Exercise instructions: From the records below, give the number of lines that contain the string "been", without any other text.

Recorded information:
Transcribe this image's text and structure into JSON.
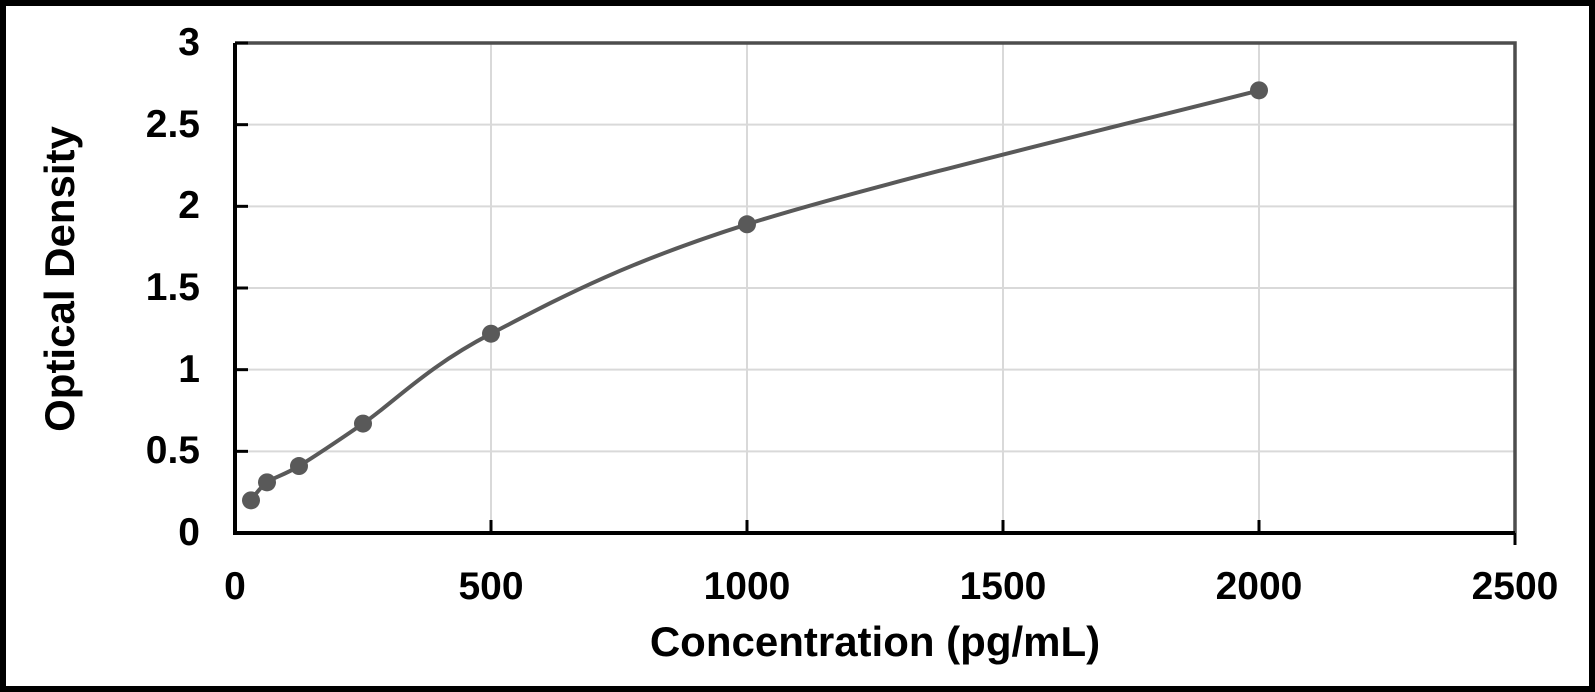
{
  "chart_data": {
    "type": "scatter",
    "title": "",
    "xlabel": "Concentration (pg/mL)",
    "ylabel": "Optical Density",
    "x": [
      31.25,
      62.5,
      125,
      250,
      500,
      1000,
      2000
    ],
    "y": [
      0.2,
      0.31,
      0.41,
      0.67,
      1.22,
      1.89,
      2.71
    ],
    "xlim": [
      0,
      2500
    ],
    "ylim": [
      0,
      3
    ],
    "xtick_labels": [
      "0",
      "500",
      "1000",
      "1500",
      "2000",
      "2500"
    ],
    "ytick_labels": [
      "0",
      "0.5",
      "1",
      "1.5",
      "2",
      "2.5",
      "3"
    ],
    "grid": true,
    "legend": false,
    "line_style": "smooth",
    "marker_style": "circle",
    "colors": {
      "series": "#595959",
      "gridline": "#d9d9d9",
      "axis": "#000000",
      "plot_border": "#4d4d4d",
      "frame": "#000000",
      "background": "#ffffff"
    }
  }
}
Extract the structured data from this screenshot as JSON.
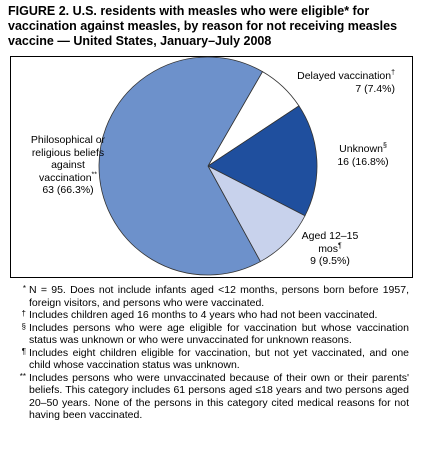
{
  "chart_data": {
    "type": "pie",
    "title": "FIGURE 2. U.S. residents with measles who were eligible* for vaccination against measles, by reason for not receiving measles vaccine — United States, January–July 2008",
    "categories": [
      "Delayed vaccination",
      "Unknown",
      "Aged 12–15 mos",
      "Philosophical or religious beliefs against vaccination"
    ],
    "markers": [
      "†",
      "§",
      "¶",
      "**"
    ],
    "values": [
      7,
      16,
      9,
      63
    ],
    "value_labels": [
      "7 (7.4%)",
      "16 (16.8%)",
      "9 (9.5%)",
      "63 (66.3%)"
    ],
    "colors": [
      "#ffffff",
      "#1f4f9e",
      "#c8d2ec",
      "#6d91cb"
    ]
  },
  "footnotes": [
    {
      "marker": "*",
      "text": "N = 95. Does not include infants aged <12 months, persons born before 1957, foreign visitors, and persons who were vaccinated."
    },
    {
      "marker": "†",
      "text": "Includes children aged 16 months to 4 years who had not been vaccinated."
    },
    {
      "marker": "§",
      "text": "Includes persons who were age eligible for vaccination but whose vaccination status was unknown or who were unvaccinated for unknown reasons."
    },
    {
      "marker": "¶",
      "text": "Includes eight children eligible for vaccination, but not yet vaccinated, and one child whose vaccination status was unknown."
    },
    {
      "marker": "**",
      "text": "Includes persons who were unvaccinated because of their own or their parents' beliefs. This category includes 61 persons aged ≤18 years and two persons aged 20–50 years. None of the persons in this category cited medical reasons for not having been vaccinated."
    }
  ]
}
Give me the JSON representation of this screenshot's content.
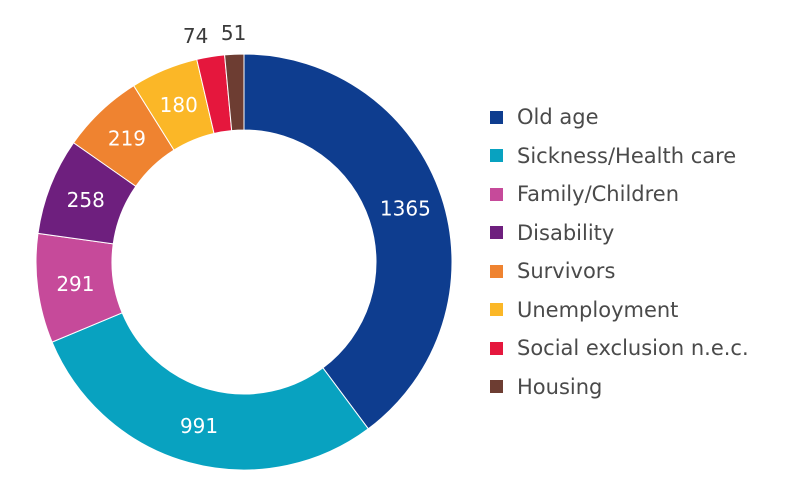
{
  "chart_data": {
    "type": "pie",
    "donut": true,
    "title": "",
    "categories": [
      "Old age",
      "Sickness/Health care",
      "Family/Children",
      "Disability",
      "Survivors",
      "Unemployment",
      "Social exclusion n.e.c.",
      "Housing"
    ],
    "values": [
      1365,
      991,
      291,
      258,
      219,
      180,
      74,
      51
    ],
    "colors": [
      "#0e3d8f",
      "#08a2c0",
      "#c64a9a",
      "#6e1f7e",
      "#ef8330",
      "#fbb727",
      "#e5173d",
      "#6d3d32"
    ],
    "legend_position": "right",
    "value_label_colors": [
      "#ffffff",
      "#ffffff",
      "#ffffff",
      "#ffffff",
      "#ffffff",
      "#ffffff",
      "#3a3a3a",
      "#3a3a3a"
    ]
  }
}
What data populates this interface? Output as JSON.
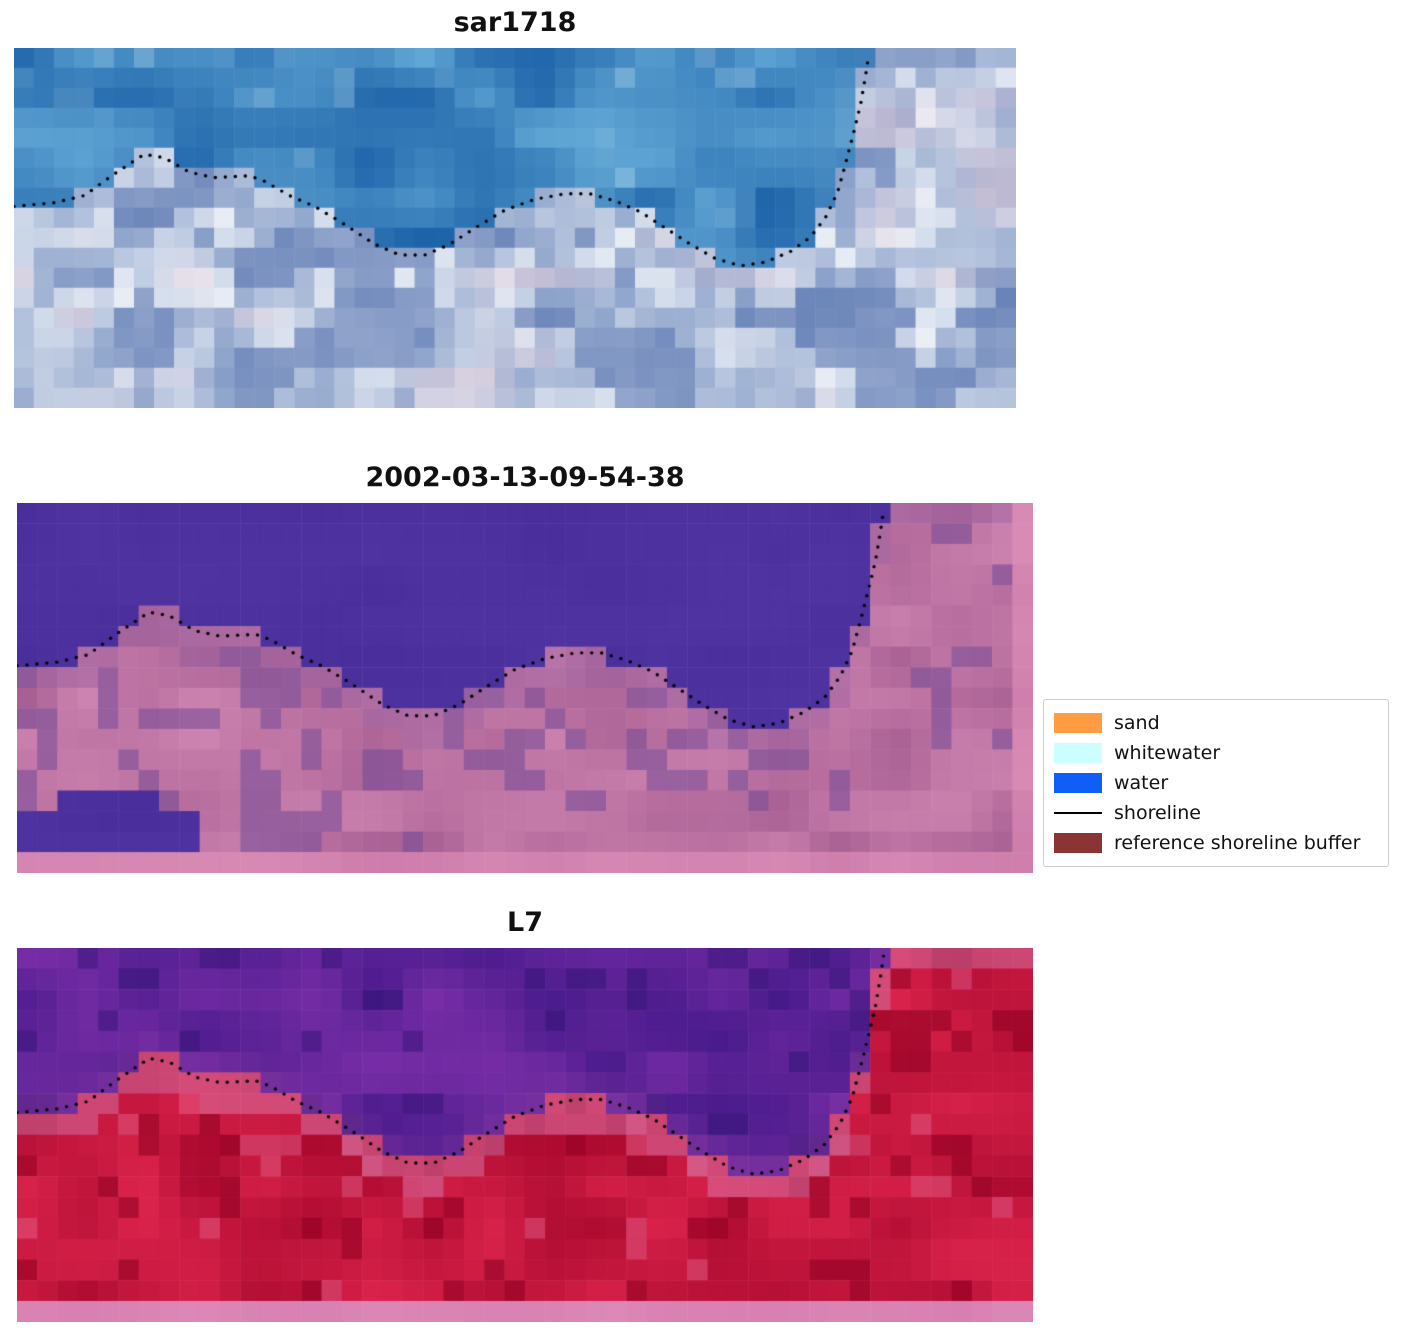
{
  "figure": {
    "panels": [
      {
        "id": "canvas-sar",
        "title": "sar1718",
        "type": "sar"
      },
      {
        "id": "canvas-class",
        "title": "2002-03-13-09-54-38",
        "type": "classified"
      },
      {
        "id": "canvas-l7",
        "title": "L7",
        "type": "l7"
      }
    ]
  },
  "legend": {
    "items": [
      {
        "label": "sand",
        "color": "#ff9b41",
        "swatch": "patch"
      },
      {
        "label": "whitewater",
        "color": "#ccffff",
        "swatch": "patch"
      },
      {
        "label": "water",
        "color": "#0f5ef7",
        "swatch": "patch"
      },
      {
        "label": "shoreline",
        "color": "#000000",
        "swatch": "line"
      },
      {
        "label": "reference shoreline buffer",
        "color": "#8b3434",
        "swatch": "patch"
      }
    ]
  },
  "chart_data": {
    "type": "heatmap",
    "title": "",
    "panels": [
      "sar1718",
      "2002-03-13-09-54-38",
      "L7"
    ],
    "legend_entries": [
      "sand",
      "whitewater",
      "water",
      "shoreline",
      "reference shoreline buffer"
    ],
    "shoreline_points": [
      [
        0.0,
        0.44
      ],
      [
        0.04,
        0.43
      ],
      [
        0.07,
        0.41
      ],
      [
        0.1,
        0.35
      ],
      [
        0.13,
        0.295
      ],
      [
        0.15,
        0.305
      ],
      [
        0.175,
        0.345
      ],
      [
        0.2,
        0.36
      ],
      [
        0.235,
        0.355
      ],
      [
        0.25,
        0.37
      ],
      [
        0.275,
        0.41
      ],
      [
        0.3,
        0.44
      ],
      [
        0.33,
        0.49
      ],
      [
        0.36,
        0.545
      ],
      [
        0.385,
        0.575
      ],
      [
        0.41,
        0.575
      ],
      [
        0.435,
        0.545
      ],
      [
        0.46,
        0.5
      ],
      [
        0.49,
        0.45
      ],
      [
        0.52,
        0.42
      ],
      [
        0.55,
        0.405
      ],
      [
        0.575,
        0.405
      ],
      [
        0.6,
        0.425
      ],
      [
        0.625,
        0.455
      ],
      [
        0.65,
        0.5
      ],
      [
        0.675,
        0.545
      ],
      [
        0.7,
        0.585
      ],
      [
        0.725,
        0.605
      ],
      [
        0.75,
        0.595
      ],
      [
        0.775,
        0.565
      ],
      [
        0.795,
        0.525
      ],
      [
        0.81,
        0.47
      ],
      [
        0.822,
        0.4
      ],
      [
        0.83,
        0.32
      ],
      [
        0.838,
        0.235
      ],
      [
        0.845,
        0.155
      ],
      [
        0.85,
        0.075
      ],
      [
        0.853,
        0.02
      ]
    ],
    "palette": {
      "classified_water": "#4c309e",
      "classified_land_pink": "#b06a98",
      "buffer_pink": "#ce7dac",
      "l7_water_purple": "#5c2da0",
      "l7_land_red": "#c81742",
      "sar_water_blue": "#2f7ab0"
    }
  }
}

Solution to the problem: 2